→ Task to complete:
Write down every entry below once more, exactly.

[Begin Exercise material]

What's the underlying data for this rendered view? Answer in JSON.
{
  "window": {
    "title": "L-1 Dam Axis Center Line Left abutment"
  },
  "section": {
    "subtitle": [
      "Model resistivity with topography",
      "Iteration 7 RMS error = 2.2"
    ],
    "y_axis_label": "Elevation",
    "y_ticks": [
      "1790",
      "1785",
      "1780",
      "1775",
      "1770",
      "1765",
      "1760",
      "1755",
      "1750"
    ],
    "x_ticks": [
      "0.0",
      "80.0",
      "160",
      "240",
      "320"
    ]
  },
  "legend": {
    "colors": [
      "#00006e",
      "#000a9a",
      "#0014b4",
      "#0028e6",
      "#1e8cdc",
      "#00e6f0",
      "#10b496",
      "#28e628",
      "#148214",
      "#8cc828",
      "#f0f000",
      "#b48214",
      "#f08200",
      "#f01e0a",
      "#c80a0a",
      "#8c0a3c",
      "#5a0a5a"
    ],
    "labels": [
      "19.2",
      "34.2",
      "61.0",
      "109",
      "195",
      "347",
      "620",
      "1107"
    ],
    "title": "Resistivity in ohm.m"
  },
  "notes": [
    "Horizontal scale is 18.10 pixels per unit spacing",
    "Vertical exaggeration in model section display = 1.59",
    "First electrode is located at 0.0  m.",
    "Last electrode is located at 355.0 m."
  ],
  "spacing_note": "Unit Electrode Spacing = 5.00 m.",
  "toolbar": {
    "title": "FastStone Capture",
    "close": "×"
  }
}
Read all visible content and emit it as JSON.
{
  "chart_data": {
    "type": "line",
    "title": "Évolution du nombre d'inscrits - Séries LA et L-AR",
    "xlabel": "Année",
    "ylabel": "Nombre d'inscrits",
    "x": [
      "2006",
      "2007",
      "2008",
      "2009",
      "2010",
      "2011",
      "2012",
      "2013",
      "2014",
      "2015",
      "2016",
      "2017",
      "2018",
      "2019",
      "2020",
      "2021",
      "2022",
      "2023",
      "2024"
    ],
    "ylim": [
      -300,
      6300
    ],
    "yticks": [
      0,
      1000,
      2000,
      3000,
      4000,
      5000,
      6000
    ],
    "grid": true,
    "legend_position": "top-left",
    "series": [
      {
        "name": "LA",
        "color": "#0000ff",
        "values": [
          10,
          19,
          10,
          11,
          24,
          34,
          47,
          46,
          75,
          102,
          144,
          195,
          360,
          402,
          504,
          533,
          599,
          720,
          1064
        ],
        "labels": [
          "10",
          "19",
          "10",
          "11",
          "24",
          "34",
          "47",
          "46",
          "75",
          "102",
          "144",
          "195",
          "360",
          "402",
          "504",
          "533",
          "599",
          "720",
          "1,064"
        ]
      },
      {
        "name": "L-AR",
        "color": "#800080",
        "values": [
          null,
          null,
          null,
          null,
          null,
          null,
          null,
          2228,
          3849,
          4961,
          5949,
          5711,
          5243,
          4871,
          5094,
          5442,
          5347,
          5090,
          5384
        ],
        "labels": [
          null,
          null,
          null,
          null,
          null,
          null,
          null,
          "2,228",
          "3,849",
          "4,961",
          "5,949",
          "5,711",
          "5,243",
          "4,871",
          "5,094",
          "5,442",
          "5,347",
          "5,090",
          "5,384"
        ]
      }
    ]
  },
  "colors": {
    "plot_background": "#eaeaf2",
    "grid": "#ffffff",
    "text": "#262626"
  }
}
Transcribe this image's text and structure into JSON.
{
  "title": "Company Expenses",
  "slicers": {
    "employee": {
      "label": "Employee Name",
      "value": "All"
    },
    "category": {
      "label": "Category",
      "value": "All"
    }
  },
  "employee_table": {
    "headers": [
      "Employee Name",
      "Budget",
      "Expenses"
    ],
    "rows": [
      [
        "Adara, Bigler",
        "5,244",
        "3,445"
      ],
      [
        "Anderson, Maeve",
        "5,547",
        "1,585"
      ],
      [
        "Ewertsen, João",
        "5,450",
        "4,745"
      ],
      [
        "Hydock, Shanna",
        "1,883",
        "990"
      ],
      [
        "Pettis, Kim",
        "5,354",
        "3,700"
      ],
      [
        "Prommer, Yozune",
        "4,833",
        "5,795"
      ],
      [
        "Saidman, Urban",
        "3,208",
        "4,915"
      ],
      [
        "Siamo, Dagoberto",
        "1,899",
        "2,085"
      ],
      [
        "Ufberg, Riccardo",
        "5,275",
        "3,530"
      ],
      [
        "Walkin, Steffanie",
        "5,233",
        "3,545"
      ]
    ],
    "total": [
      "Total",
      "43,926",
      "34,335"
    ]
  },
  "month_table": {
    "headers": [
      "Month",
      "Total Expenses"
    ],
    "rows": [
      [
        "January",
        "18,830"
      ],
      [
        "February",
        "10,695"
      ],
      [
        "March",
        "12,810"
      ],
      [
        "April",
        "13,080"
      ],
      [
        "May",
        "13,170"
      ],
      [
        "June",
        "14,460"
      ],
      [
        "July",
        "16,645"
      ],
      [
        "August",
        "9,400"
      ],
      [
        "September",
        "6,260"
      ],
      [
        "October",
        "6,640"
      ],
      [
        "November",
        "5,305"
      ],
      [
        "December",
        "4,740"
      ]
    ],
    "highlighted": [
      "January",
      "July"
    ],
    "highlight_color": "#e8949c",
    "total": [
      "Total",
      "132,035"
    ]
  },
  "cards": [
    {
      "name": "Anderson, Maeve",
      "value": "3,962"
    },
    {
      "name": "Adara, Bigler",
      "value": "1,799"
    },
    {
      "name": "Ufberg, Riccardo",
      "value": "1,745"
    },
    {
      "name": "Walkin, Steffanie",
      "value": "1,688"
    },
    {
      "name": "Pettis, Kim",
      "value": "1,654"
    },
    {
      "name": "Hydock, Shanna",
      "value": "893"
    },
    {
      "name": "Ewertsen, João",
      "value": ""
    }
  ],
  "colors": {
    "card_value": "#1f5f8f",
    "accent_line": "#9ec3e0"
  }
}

[End Exercise material]

→ Output:
What's the underlying data for this rendered view? Answer in JSON.
{
  "window": {
    "title": "L-1 Dam Axis Center Line Left abutment"
  },
  "section": {
    "subtitle": [
      "Model resistivity with topography",
      "Iteration 7 RMS error = 2.2"
    ],
    "y_axis_label": "Elevation",
    "y_ticks": [
      "1790",
      "1785",
      "1780",
      "1775",
      "1770",
      "1765",
      "1760",
      "1755",
      "1750"
    ],
    "x_ticks": [
      "0.0",
      "80.0",
      "160",
      "240",
      "320"
    ]
  },
  "legend": {
    "colors": [
      "#00006e",
      "#000a9a",
      "#0014b4",
      "#0028e6",
      "#1e8cdc",
      "#00e6f0",
      "#10b496",
      "#28e628",
      "#148214",
      "#8cc828",
      "#f0f000",
      "#b48214",
      "#f08200",
      "#f01e0a",
      "#c80a0a",
      "#8c0a3c",
      "#5a0a5a"
    ],
    "labels": [
      "19.2",
      "34.2",
      "61.0",
      "109",
      "195",
      "347",
      "620",
      "1107"
    ],
    "title": "Resistivity in ohm.m"
  },
  "notes": [
    "Horizontal scale is 18.10 pixels per unit spacing",
    "Vertical exaggeration in model section display = 1.59",
    "First electrode is located at 0.0  m.",
    "Last electrode is located at 355.0 m."
  ],
  "spacing_note": "Unit Electrode Spacing = 5.00 m.",
  "toolbar": {
    "title": "FastStone Capture",
    "close": "×"
  }
}
Read all visible content and emit it as JSON.
{
  "chart_data": {
    "type": "line",
    "title": "Évolution du nombre d'inscrits - Séries LA et L-AR",
    "xlabel": "Année",
    "ylabel": "Nombre d'inscrits",
    "x": [
      "2006",
      "2007",
      "2008",
      "2009",
      "2010",
      "2011",
      "2012",
      "2013",
      "2014",
      "2015",
      "2016",
      "2017",
      "2018",
      "2019",
      "2020",
      "2021",
      "2022",
      "2023",
      "2024"
    ],
    "ylim": [
      -300,
      6300
    ],
    "yticks": [
      0,
      1000,
      2000,
      3000,
      4000,
      5000,
      6000
    ],
    "grid": true,
    "legend_position": "top-left",
    "series": [
      {
        "name": "LA",
        "color": "#0000ff",
        "values": [
          10,
          19,
          10,
          11,
          24,
          34,
          47,
          46,
          75,
          102,
          144,
          195,
          360,
          402,
          504,
          533,
          599,
          720,
          1064
        ],
        "labels": [
          "10",
          "19",
          "10",
          "11",
          "24",
          "34",
          "47",
          "46",
          "75",
          "102",
          "144",
          "195",
          "360",
          "402",
          "504",
          "533",
          "599",
          "720",
          "1,064"
        ]
      },
      {
        "name": "L-AR",
        "color": "#800080",
        "values": [
          null,
          null,
          null,
          null,
          null,
          null,
          null,
          2228,
          3849,
          4961,
          5949,
          5711,
          5243,
          4871,
          5094,
          5442,
          5347,
          5090,
          5384
        ],
        "labels": [
          null,
          null,
          null,
          null,
          null,
          null,
          null,
          "2,228",
          "3,849",
          "4,961",
          "5,949",
          "5,711",
          "5,243",
          "4,871",
          "5,094",
          "5,442",
          "5,347",
          "5,090",
          "5,384"
        ]
      }
    ]
  },
  "colors": {
    "plot_background": "#eaeaf2",
    "grid": "#ffffff",
    "text": "#262626"
  }
}
Transcribe this image's text and structure into JSON.
{
  "title": "Company Expenses",
  "slicers": {
    "employee": {
      "label": "Employee Name",
      "value": "All"
    },
    "category": {
      "label": "Category",
      "value": "All"
    }
  },
  "employee_table": {
    "headers": [
      "Employee Name",
      "Budget",
      "Expenses"
    ],
    "rows": [
      [
        "Adara, Bigler",
        "5,244",
        "3,445"
      ],
      [
        "Anderson, Maeve",
        "5,547",
        "1,585"
      ],
      [
        "Ewertsen, João",
        "5,450",
        "4,745"
      ],
      [
        "Hydock, Shanna",
        "1,883",
        "990"
      ],
      [
        "Pettis, Kim",
        "5,354",
        "3,700"
      ],
      [
        "Prommer, Yozune",
        "4,833",
        "5,795"
      ],
      [
        "Saidman, Urban",
        "3,208",
        "4,915"
      ],
      [
        "Siamo, Dagoberto",
        "1,899",
        "2,085"
      ],
      [
        "Ufberg, Riccardo",
        "5,275",
        "3,530"
      ],
      [
        "Walkin, Steffanie",
        "5,233",
        "3,545"
      ]
    ],
    "total": [
      "Total",
      "43,926",
      "34,335"
    ]
  },
  "month_table": {
    "headers": [
      "Month",
      "Total Expenses"
    ],
    "rows": [
      [
        "January",
        "18,830"
      ],
      [
        "February",
        "10,695"
      ],
      [
        "March",
        "12,810"
      ],
      [
        "April",
        "13,080"
      ],
      [
        "May",
        "13,170"
      ],
      [
        "June",
        "14,460"
      ],
      [
        "July",
        "16,645"
      ],
      [
        "August",
        "9,400"
      ],
      [
        "September",
        "6,260"
      ],
      [
        "October",
        "6,640"
      ],
      [
        "November",
        "5,305"
      ],
      [
        "December",
        "4,740"
      ]
    ],
    "highlighted": [
      "January",
      "July"
    ],
    "highlight_color": "#e8949c",
    "total": [
      "Total",
      "132,035"
    ]
  },
  "cards": [
    {
      "name": "Anderson, Maeve",
      "value": "3,962"
    },
    {
      "name": "Adara, Bigler",
      "value": "1,799"
    },
    {
      "name": "Ufberg, Riccardo",
      "value": "1,745"
    },
    {
      "name": "Walkin, Steffanie",
      "value": "1,688"
    },
    {
      "name": "Pettis, Kim",
      "value": "1,654"
    },
    {
      "name": "Hydock, Shanna",
      "value": "893"
    },
    {
      "name": "Ewertsen, João",
      "value": ""
    }
  ],
  "colors": {
    "card_value": "#1f5f8f",
    "accent_line": "#9ec3e0"
  }
}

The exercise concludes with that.